Layout annotation data -
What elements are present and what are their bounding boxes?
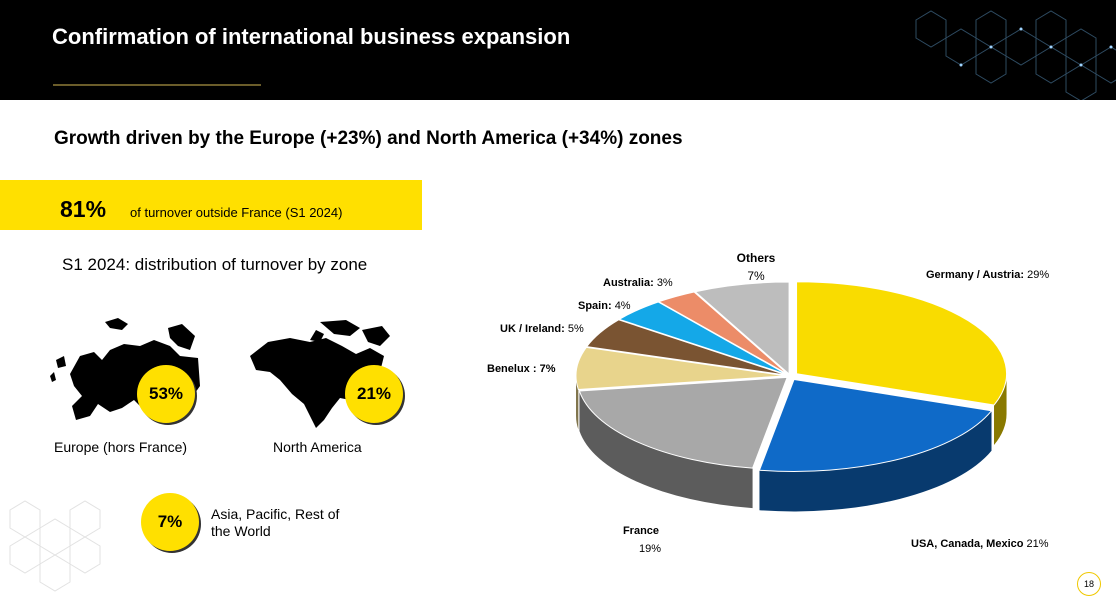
slice-label-spain-name: Spain: [578,300,612,312]
pie-slice-side-2 [579,391,753,509]
north-america-percent-badge: 21% [345,365,403,423]
pie-slice-7 [694,281,790,376]
kpi-band [0,180,422,230]
pie-slice-1 [758,378,993,472]
page-number: 18 [1077,572,1101,596]
pie-chart-svg [575,281,1008,512]
europe-percent: 53% [148,384,184,403]
slice-label-france-name: France [622,525,660,537]
asia-percent: 7% [157,512,183,531]
north-america-percent: 21% [356,384,392,403]
pie-slice-side-1 [759,410,992,512]
slice-label-spain: Spain: 4% [578,300,631,312]
slice-label-others-name: Others [736,251,776,265]
slice-label-benelux-value: 7% [539,363,556,375]
north-america-label: North America [273,439,362,455]
slice-label-usa-canada-mexico-value: 21% [1026,538,1049,550]
slice-label-usa-canada-mexico: USA, Canada, Mexico 21% [911,538,1049,550]
slice-label-benelux: Benelux : 7% [487,363,555,375]
slice-label-germany-austria: Germany / Austria: 29% [926,269,1049,281]
pie-chart [470,240,1030,565]
slice-label-germany-austria-value: 29% [1027,269,1050,281]
page-title: Confirmation of international business e… [52,24,571,49]
header-bar: Confirmation of international business e… [0,0,1116,100]
asia-percent-badge: 7% [141,493,199,551]
slice-label-uk-ireland-value: 5% [567,323,584,335]
title-underline [53,84,261,86]
hexagon-pattern-decoration [915,10,1116,100]
asia-label: Asia, Pacific, Rest of the World [211,506,340,539]
slice-label-australia: Australia: 3% [603,277,673,289]
pie-slice-2 [578,376,788,469]
pie-slice-0 [796,281,1008,406]
pie-slice-4 [585,319,787,376]
europe-percent-badge: 53% [137,365,195,423]
hexagon-pattern-decoration-bottom [9,500,101,592]
kpi-value: 81% [60,196,107,222]
slice-label-benelux-name: Benelux : [487,363,537,375]
north-america-map-icon [250,320,390,428]
slice-label-others: Others 7% [734,251,778,283]
slice-label-spain-value: 4% [614,300,631,312]
pie-slice-5 [618,301,788,376]
slice-label-australia-name: Australia: [603,277,654,289]
slice-label-france-value: 19% [639,543,662,555]
section-title: S1 2024: distribution of turnover by zon… [62,255,368,274]
pie-slice-3 [575,346,787,390]
slice-label-uk-ireland-name: UK / Ireland: [500,323,565,335]
subtitle: Growth driven by the Europe (+23%) and N… [54,128,683,149]
slice-label-usa-canada-mexico-name: USA, Canada, Mexico [911,538,1024,550]
pie-slice-6 [657,291,789,375]
slice-label-australia-value: 3% [656,277,673,289]
europe-label: Europe (hors France) [54,439,188,455]
pie-slice-side-0 [994,373,1007,446]
kpi-label: of turnover outside France (S1 2024) [130,205,343,220]
slice-label-france: France 19% [621,525,661,555]
slice-label-others-value: 7% [747,269,765,283]
slice-label-germany-austria-name: Germany / Austria: [926,269,1025,281]
slice-label-uk-ireland: UK / Ireland: 5% [500,323,584,335]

WORK INSTRUCTIONS - Extract every line of the material and reproduce it without changes, leaving out the picture.

THE SOLUTION -
What elements are present and what are their bounding boxes?
slice-label-spain-name: Spain: [578,300,612,312]
pie-slice-side-2 [579,391,753,509]
north-america-percent-badge: 21% [345,365,403,423]
pie-slice-7 [694,281,790,376]
kpi-band [0,180,422,230]
pie-slice-1 [758,378,993,472]
page-number: 18 [1077,572,1101,596]
pie-chart-svg [575,281,1008,512]
europe-percent: 53% [148,384,184,403]
slice-label-france-name: France [622,525,660,537]
asia-percent: 7% [157,512,183,531]
north-america-percent: 21% [356,384,392,403]
pie-slice-side-1 [759,410,992,512]
slice-label-spain: Spain: 4% [578,300,631,312]
slice-label-others-name: Others [736,251,776,265]
slice-label-benelux-value: 7% [539,363,556,375]
north-america-label: North America [273,439,362,455]
slice-label-usa-canada-mexico-value: 21% [1026,538,1049,550]
slice-label-usa-canada-mexico: USA, Canada, Mexico 21% [911,538,1049,550]
slice-label-benelux: Benelux : 7% [487,363,555,375]
slice-label-germany-austria: Germany / Austria: 29% [926,269,1049,281]
pie-chart [470,240,1030,565]
slice-label-germany-austria-value: 29% [1027,269,1050,281]
page-title: Confirmation of international business e… [52,24,571,49]
header-bar: Confirmation of international business e… [0,0,1116,100]
asia-percent-badge: 7% [141,493,199,551]
slice-label-uk-ireland-value: 5% [567,323,584,335]
title-underline [53,84,261,86]
hexagon-pattern-decoration [915,10,1116,100]
asia-label: Asia, Pacific, Rest of the World [211,506,340,539]
slice-label-australia: Australia: 3% [603,277,673,289]
pie-slice-2 [578,376,788,469]
pie-slice-0 [796,281,1008,406]
pie-slice-4 [585,319,787,376]
europe-percent-badge: 53% [137,365,195,423]
hexagon-pattern-decoration-bottom [9,500,101,592]
kpi-value: 81% [60,196,107,222]
slice-label-benelux-name: Benelux : [487,363,537,375]
north-america-map-icon [250,320,390,428]
slice-label-others: Others 7% [734,251,778,283]
slice-label-spain-value: 4% [614,300,631,312]
pie-slice-5 [618,301,788,376]
slice-label-australia-name: Australia: [603,277,654,289]
slice-label-france-value: 19% [639,543,662,555]
section-title: S1 2024: distribution of turnover by zon… [62,255,368,274]
pie-slice-3 [575,346,787,390]
slice-label-uk-ireland-name: UK / Ireland: [500,323,565,335]
subtitle: Growth driven by the Europe (+23%) and N… [54,128,683,149]
slice-label-usa-canada-mexico-name: USA, Canada, Mexico [911,538,1024,550]
pie-slice-6 [657,291,789,375]
slice-label-australia-value: 3% [656,277,673,289]
europe-label: Europe (hors France) [54,439,188,455]
pie-slice-side-0 [994,373,1007,446]
kpi-label: of turnover outside France (S1 2024) [130,205,343,220]
slice-label-france: France 19% [621,525,661,555]
slice-label-others-value: 7% [747,269,765,283]
slice-label-germany-austria-name: Germany / Austria: [926,269,1025,281]
slice-label-uk-ireland: UK / Ireland: 5% [500,323,584,335]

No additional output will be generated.